Collected data entries:
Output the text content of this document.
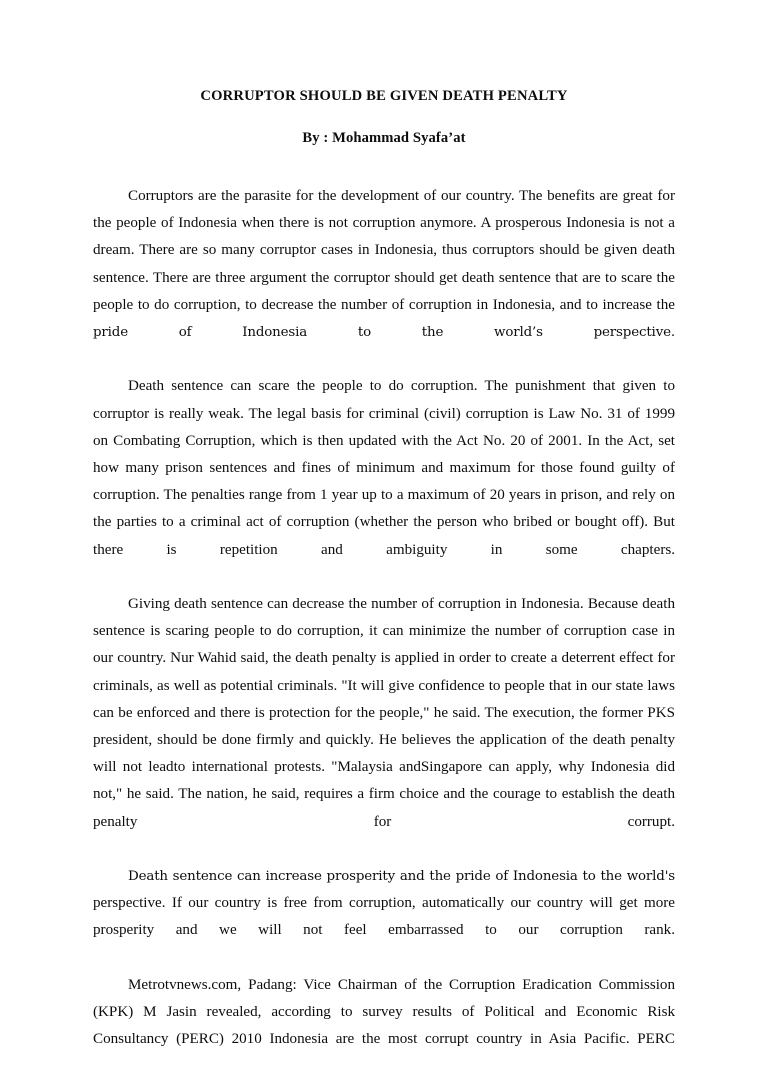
CORRUPTOR SHOULD BE GIVEN DEATH PENALTY

By : Mohammad Syafa’at

Corruptors are the parasite for the development of our country. The benefits are great for the people of Indonesia when there is not corruption anymore. A prosperous Indonesia is not a dream. There are so many corruptor cases in Indonesia, thus corruptors should be given death sentence. There are three argument the corruptor should get death sentence that are to scare the people to do corruption, to decrease the number of corruption in Indonesia, and to increase the pride of Indonesia to the world’s perspective.

Death sentence can scare the people to do corruption. The punishment that given to corruptor is really weak. The legal basis for criminal (civil) corruption is Law No. 31 of 1999 on Combating Corruption, which is then updated with the Act No. 20 of 2001. In the Act, set how many prison sentences and fines of minimum and maximum for those found guilty of corruption. The penalties range from 1 year up to a maximum of 20 years in prison, and rely on the parties to a criminal act of corruption (whether the person who bribed or bought off). But there is repetition and ambiguity in some chapters.

Giving death sentence can decrease the number of corruption in Indonesia. Because death sentence is scaring people to do corruption, it can minimize the number of corruption case in our country. Nur Wahid said, the death penalty is applied in order to create a deterrent effect for criminals, as well as potential criminals. "It will give confidence to people that in our state laws can be enforced and there is protection for the people," he said. The execution, the former PKS president, should be done firmly and quickly. He believes the application of the death penalty will not leadto international protests. "Malaysia andSingapore can apply, why Indonesia did not," he said. The nation, he said, requires a firm choice and the courage to establish the death penalty for corrupt.

Death sentence can increase prosperity and the pride of Indonesia to the world's perspective. If our country is free from corruption, automatically our country will get more prosperity and we will not feel embarrassed to our corruption rank.

Metrotvnews.com, Padang: Vice Chairman of the Corruption Eradication Commission (KPK) M Jasin revealed, according to survey results of Political and Economic Risk Consultancy (PERC) 2010 Indonesia are the most corrupt country in Asia Pacific. PERC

YOUR OBJECTIVE » Write out every entry again word for word, without any of the pictures.

THE REPLY »
Output the text content of this document.
CORRUPTOR SHOULD BE GIVEN DEATH PENALTY

By : Mohammad Syafa’at

Corruptors are the parasite for the development of our country. The benefits are great for the people of Indonesia when there is not corruption anymore. A prosperous Indonesia is not a dream. There are so many corruptor cases in Indonesia, thus corruptors should be given death sentence. There are three argument the corruptor should get death sentence that are to scare the people to do corruption, to decrease the number of corruption in Indonesia, and to increase the pride of Indonesia to the world’s perspective.

Death sentence can scare the people to do corruption. The punishment that given to corruptor is really weak. The legal basis for criminal (civil) corruption is Law No. 31 of 1999 on Combating Corruption, which is then updated with the Act No. 20 of 2001. In the Act, set how many prison sentences and fines of minimum and maximum for those found guilty of corruption. The penalties range from 1 year up to a maximum of 20 years in prison, and rely on the parties to a criminal act of corruption (whether the person who bribed or bought off). But there is repetition and ambiguity in some chapters.

Giving death sentence can decrease the number of corruption in Indonesia. Because death sentence is scaring people to do corruption, it can minimize the number of corruption case in our country. Nur Wahid said, the death penalty is applied in order to create a deterrent effect for criminals, as well as potential criminals. "It will give confidence to people that in our state laws can be enforced and there is protection for the people," he said. The execution, the former PKS president, should be done firmly and quickly. He believes the application of the death penalty will not leadto international protests. "Malaysia andSingapore can apply, why Indonesia did not," he said. The nation, he said, requires a firm choice and the courage to establish the death penalty for corrupt.

Death sentence can increase prosperity and the pride of Indonesia to the world's perspective. If our country is free from corruption, automatically our country will get more prosperity and we will not feel embarrassed to our corruption rank.

Metrotvnews.com, Padang: Vice Chairman of the Corruption Eradication Commission (KPK) M Jasin revealed, according to survey results of Political and Economic Risk Consultancy (PERC) 2010 Indonesia are the most corrupt country in Asia Pacific. PERC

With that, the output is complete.